* _DESCRIPTION OF THE TASK_:
Your task is to repeat the entries underneath exactly, minus the pictures.

* _Collection entries_:

□ □ □ □ □

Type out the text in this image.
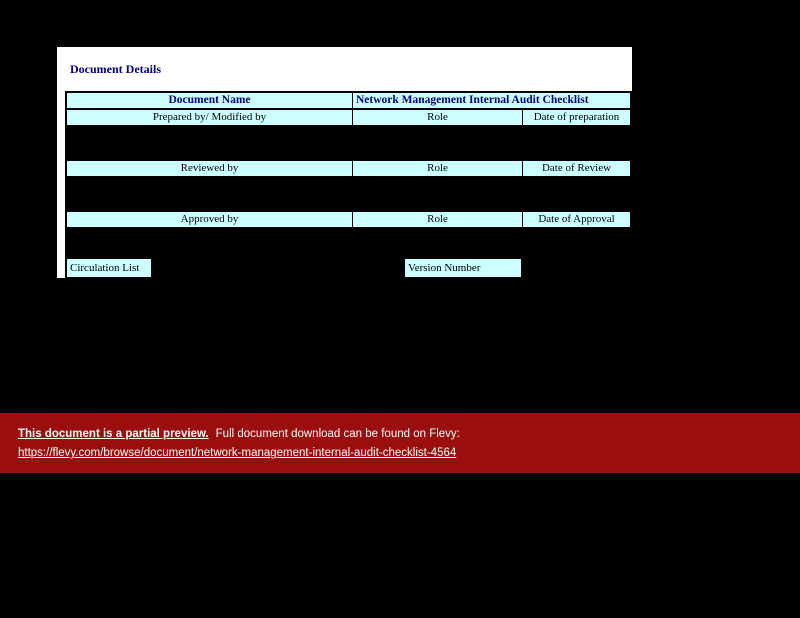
Document Details
Document Name	Network Management Internal Audit Checklist
Prepared by/ Modified by	Role	Date of preparation
Reviewed by	Role	Date of Review
Approved by	Role	Date of Approval
Circulation List	Version Number
This document is a partial preview. Full document download can be found on Flevy:
https://flevy.com/browse/document/network-management-internal-audit-checklist-4564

□ □ □ □ □

* _CORRECT ANSWER_:
Type out the text in this image.
Document Details
Document Name	Network Management Internal Audit Checklist
Prepared by/ Modified by	Role	Date of preparation
Reviewed by	Role	Date of Review
Approved by	Role	Date of Approval
Circulation List	Version Number
This document is a partial preview. Full document download can be found on Flevy:
https://flevy.com/browse/document/network-management-internal-audit-checklist-4564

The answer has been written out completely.